Objective
Write the material out again exactly as it stands.

─── The data ───

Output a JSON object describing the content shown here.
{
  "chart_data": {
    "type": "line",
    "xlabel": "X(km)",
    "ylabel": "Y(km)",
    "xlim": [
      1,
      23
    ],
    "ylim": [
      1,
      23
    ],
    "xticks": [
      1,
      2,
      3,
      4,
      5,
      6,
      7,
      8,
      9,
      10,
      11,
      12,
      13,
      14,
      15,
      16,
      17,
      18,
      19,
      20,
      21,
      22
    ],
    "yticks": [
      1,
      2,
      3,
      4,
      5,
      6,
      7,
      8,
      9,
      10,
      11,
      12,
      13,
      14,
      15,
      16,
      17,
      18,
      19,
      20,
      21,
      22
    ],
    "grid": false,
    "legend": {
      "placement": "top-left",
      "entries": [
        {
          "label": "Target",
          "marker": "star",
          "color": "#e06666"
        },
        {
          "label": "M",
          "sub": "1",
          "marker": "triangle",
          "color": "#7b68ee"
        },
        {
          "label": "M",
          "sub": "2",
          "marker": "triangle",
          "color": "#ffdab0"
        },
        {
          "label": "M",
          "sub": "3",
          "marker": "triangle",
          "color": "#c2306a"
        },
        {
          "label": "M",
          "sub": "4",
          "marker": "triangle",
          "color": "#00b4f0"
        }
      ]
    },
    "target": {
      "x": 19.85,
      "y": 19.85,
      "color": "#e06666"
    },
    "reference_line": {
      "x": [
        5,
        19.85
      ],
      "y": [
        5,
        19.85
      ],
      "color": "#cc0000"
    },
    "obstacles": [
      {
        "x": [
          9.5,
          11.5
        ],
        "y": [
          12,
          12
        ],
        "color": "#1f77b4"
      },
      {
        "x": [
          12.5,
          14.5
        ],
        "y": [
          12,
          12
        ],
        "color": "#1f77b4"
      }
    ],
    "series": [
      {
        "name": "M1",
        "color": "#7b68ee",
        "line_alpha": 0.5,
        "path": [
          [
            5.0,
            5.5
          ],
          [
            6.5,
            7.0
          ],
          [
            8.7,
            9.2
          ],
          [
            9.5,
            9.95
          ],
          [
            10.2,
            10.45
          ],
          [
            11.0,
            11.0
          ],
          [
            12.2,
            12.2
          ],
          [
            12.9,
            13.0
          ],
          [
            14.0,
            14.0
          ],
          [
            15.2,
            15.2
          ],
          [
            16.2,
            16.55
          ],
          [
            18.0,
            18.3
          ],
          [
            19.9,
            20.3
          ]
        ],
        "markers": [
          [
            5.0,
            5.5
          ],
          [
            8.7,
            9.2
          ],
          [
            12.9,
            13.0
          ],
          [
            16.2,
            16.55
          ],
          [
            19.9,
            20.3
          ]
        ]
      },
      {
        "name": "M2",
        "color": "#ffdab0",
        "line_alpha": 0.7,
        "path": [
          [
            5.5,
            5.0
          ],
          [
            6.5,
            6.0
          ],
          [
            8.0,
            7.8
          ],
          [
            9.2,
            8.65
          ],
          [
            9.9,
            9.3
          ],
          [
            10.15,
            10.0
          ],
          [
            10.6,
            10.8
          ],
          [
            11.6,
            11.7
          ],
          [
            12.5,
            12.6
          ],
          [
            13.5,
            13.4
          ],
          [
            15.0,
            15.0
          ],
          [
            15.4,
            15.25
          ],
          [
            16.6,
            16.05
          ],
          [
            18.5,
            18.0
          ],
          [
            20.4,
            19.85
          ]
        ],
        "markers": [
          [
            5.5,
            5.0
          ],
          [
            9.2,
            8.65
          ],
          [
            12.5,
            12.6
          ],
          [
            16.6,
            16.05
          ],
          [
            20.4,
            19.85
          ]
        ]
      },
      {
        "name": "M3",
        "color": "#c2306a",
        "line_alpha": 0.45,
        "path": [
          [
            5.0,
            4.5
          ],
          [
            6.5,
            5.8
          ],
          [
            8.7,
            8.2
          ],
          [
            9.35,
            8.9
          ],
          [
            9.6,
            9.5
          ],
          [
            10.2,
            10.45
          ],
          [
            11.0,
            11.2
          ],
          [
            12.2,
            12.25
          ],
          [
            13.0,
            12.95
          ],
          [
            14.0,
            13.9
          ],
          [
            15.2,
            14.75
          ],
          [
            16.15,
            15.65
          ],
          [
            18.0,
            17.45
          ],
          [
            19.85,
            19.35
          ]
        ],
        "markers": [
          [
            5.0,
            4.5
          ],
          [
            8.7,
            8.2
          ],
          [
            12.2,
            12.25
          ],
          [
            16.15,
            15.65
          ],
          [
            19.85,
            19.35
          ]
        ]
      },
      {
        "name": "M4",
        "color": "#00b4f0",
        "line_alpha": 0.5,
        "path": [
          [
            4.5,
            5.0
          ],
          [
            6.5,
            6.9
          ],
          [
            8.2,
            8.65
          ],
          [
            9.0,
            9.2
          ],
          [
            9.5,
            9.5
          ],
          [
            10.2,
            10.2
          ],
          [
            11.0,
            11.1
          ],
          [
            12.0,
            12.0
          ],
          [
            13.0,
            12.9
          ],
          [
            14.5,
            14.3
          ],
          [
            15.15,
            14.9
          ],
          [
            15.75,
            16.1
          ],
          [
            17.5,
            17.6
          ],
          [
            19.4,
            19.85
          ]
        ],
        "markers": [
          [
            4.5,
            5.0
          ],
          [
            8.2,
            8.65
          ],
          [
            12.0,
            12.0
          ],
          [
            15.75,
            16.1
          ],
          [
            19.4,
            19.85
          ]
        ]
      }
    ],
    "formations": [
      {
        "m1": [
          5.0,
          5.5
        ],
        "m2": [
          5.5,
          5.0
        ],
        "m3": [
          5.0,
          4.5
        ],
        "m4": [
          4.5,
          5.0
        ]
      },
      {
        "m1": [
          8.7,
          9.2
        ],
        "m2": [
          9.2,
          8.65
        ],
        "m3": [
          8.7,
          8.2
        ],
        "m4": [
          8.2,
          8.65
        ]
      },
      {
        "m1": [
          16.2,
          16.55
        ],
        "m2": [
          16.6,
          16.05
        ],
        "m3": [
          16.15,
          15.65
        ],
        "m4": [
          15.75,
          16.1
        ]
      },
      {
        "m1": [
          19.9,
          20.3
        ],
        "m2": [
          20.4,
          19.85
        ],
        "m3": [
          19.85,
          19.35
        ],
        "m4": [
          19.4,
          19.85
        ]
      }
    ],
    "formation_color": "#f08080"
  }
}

───

Answer to the problem
Output a JSON object describing the content shown here.
{
  "chart_data": {
    "type": "line",
    "xlabel": "X(km)",
    "ylabel": "Y(km)",
    "xlim": [
      1,
      23
    ],
    "ylim": [
      1,
      23
    ],
    "xticks": [
      1,
      2,
      3,
      4,
      5,
      6,
      7,
      8,
      9,
      10,
      11,
      12,
      13,
      14,
      15,
      16,
      17,
      18,
      19,
      20,
      21,
      22
    ],
    "yticks": [
      1,
      2,
      3,
      4,
      5,
      6,
      7,
      8,
      9,
      10,
      11,
      12,
      13,
      14,
      15,
      16,
      17,
      18,
      19,
      20,
      21,
      22
    ],
    "grid": false,
    "legend": {
      "placement": "top-left",
      "entries": [
        {
          "label": "Target",
          "marker": "star",
          "color": "#e06666"
        },
        {
          "label": "M",
          "sub": "1",
          "marker": "triangle",
          "color": "#7b68ee"
        },
        {
          "label": "M",
          "sub": "2",
          "marker": "triangle",
          "color": "#ffdab0"
        },
        {
          "label": "M",
          "sub": "3",
          "marker": "triangle",
          "color": "#c2306a"
        },
        {
          "label": "M",
          "sub": "4",
          "marker": "triangle",
          "color": "#00b4f0"
        }
      ]
    },
    "target": {
      "x": 19.85,
      "y": 19.85,
      "color": "#e06666"
    },
    "reference_line": {
      "x": [
        5,
        19.85
      ],
      "y": [
        5,
        19.85
      ],
      "color": "#cc0000"
    },
    "obstacles": [
      {
        "x": [
          9.5,
          11.5
        ],
        "y": [
          12,
          12
        ],
        "color": "#1f77b4"
      },
      {
        "x": [
          12.5,
          14.5
        ],
        "y": [
          12,
          12
        ],
        "color": "#1f77b4"
      }
    ],
    "series": [
      {
        "name": "M1",
        "color": "#7b68ee",
        "line_alpha": 0.5,
        "path": [
          [
            5.0,
            5.5
          ],
          [
            6.5,
            7.0
          ],
          [
            8.7,
            9.2
          ],
          [
            9.5,
            9.95
          ],
          [
            10.2,
            10.45
          ],
          [
            11.0,
            11.0
          ],
          [
            12.2,
            12.2
          ],
          [
            12.9,
            13.0
          ],
          [
            14.0,
            14.0
          ],
          [
            15.2,
            15.2
          ],
          [
            16.2,
            16.55
          ],
          [
            18.0,
            18.3
          ],
          [
            19.9,
            20.3
          ]
        ],
        "markers": [
          [
            5.0,
            5.5
          ],
          [
            8.7,
            9.2
          ],
          [
            12.9,
            13.0
          ],
          [
            16.2,
            16.55
          ],
          [
            19.9,
            20.3
          ]
        ]
      },
      {
        "name": "M2",
        "color": "#ffdab0",
        "line_alpha": 0.7,
        "path": [
          [
            5.5,
            5.0
          ],
          [
            6.5,
            6.0
          ],
          [
            8.0,
            7.8
          ],
          [
            9.2,
            8.65
          ],
          [
            9.9,
            9.3
          ],
          [
            10.15,
            10.0
          ],
          [
            10.6,
            10.8
          ],
          [
            11.6,
            11.7
          ],
          [
            12.5,
            12.6
          ],
          [
            13.5,
            13.4
          ],
          [
            15.0,
            15.0
          ],
          [
            15.4,
            15.25
          ],
          [
            16.6,
            16.05
          ],
          [
            18.5,
            18.0
          ],
          [
            20.4,
            19.85
          ]
        ],
        "markers": [
          [
            5.5,
            5.0
          ],
          [
            9.2,
            8.65
          ],
          [
            12.5,
            12.6
          ],
          [
            16.6,
            16.05
          ],
          [
            20.4,
            19.85
          ]
        ]
      },
      {
        "name": "M3",
        "color": "#c2306a",
        "line_alpha": 0.45,
        "path": [
          [
            5.0,
            4.5
          ],
          [
            6.5,
            5.8
          ],
          [
            8.7,
            8.2
          ],
          [
            9.35,
            8.9
          ],
          [
            9.6,
            9.5
          ],
          [
            10.2,
            10.45
          ],
          [
            11.0,
            11.2
          ],
          [
            12.2,
            12.25
          ],
          [
            13.0,
            12.95
          ],
          [
            14.0,
            13.9
          ],
          [
            15.2,
            14.75
          ],
          [
            16.15,
            15.65
          ],
          [
            18.0,
            17.45
          ],
          [
            19.85,
            19.35
          ]
        ],
        "markers": [
          [
            5.0,
            4.5
          ],
          [
            8.7,
            8.2
          ],
          [
            12.2,
            12.25
          ],
          [
            16.15,
            15.65
          ],
          [
            19.85,
            19.35
          ]
        ]
      },
      {
        "name": "M4",
        "color": "#00b4f0",
        "line_alpha": 0.5,
        "path": [
          [
            4.5,
            5.0
          ],
          [
            6.5,
            6.9
          ],
          [
            8.2,
            8.65
          ],
          [
            9.0,
            9.2
          ],
          [
            9.5,
            9.5
          ],
          [
            10.2,
            10.2
          ],
          [
            11.0,
            11.1
          ],
          [
            12.0,
            12.0
          ],
          [
            13.0,
            12.9
          ],
          [
            14.5,
            14.3
          ],
          [
            15.15,
            14.9
          ],
          [
            15.75,
            16.1
          ],
          [
            17.5,
            17.6
          ],
          [
            19.4,
            19.85
          ]
        ],
        "markers": [
          [
            4.5,
            5.0
          ],
          [
            8.2,
            8.65
          ],
          [
            12.0,
            12.0
          ],
          [
            15.75,
            16.1
          ],
          [
            19.4,
            19.85
          ]
        ]
      }
    ],
    "formations": [
      {
        "m1": [
          5.0,
          5.5
        ],
        "m2": [
          5.5,
          5.0
        ],
        "m3": [
          5.0,
          4.5
        ],
        "m4": [
          4.5,
          5.0
        ]
      },
      {
        "m1": [
          8.7,
          9.2
        ],
        "m2": [
          9.2,
          8.65
        ],
        "m3": [
          8.7,
          8.2
        ],
        "m4": [
          8.2,
          8.65
        ]
      },
      {
        "m1": [
          16.2,
          16.55
        ],
        "m2": [
          16.6,
          16.05
        ],
        "m3": [
          16.15,
          15.65
        ],
        "m4": [
          15.75,
          16.1
        ]
      },
      {
        "m1": [
          19.9,
          20.3
        ],
        "m2": [
          20.4,
          19.85
        ],
        "m3": [
          19.85,
          19.35
        ],
        "m4": [
          19.4,
          19.85
        ]
      }
    ],
    "formation_color": "#f08080"
  }
}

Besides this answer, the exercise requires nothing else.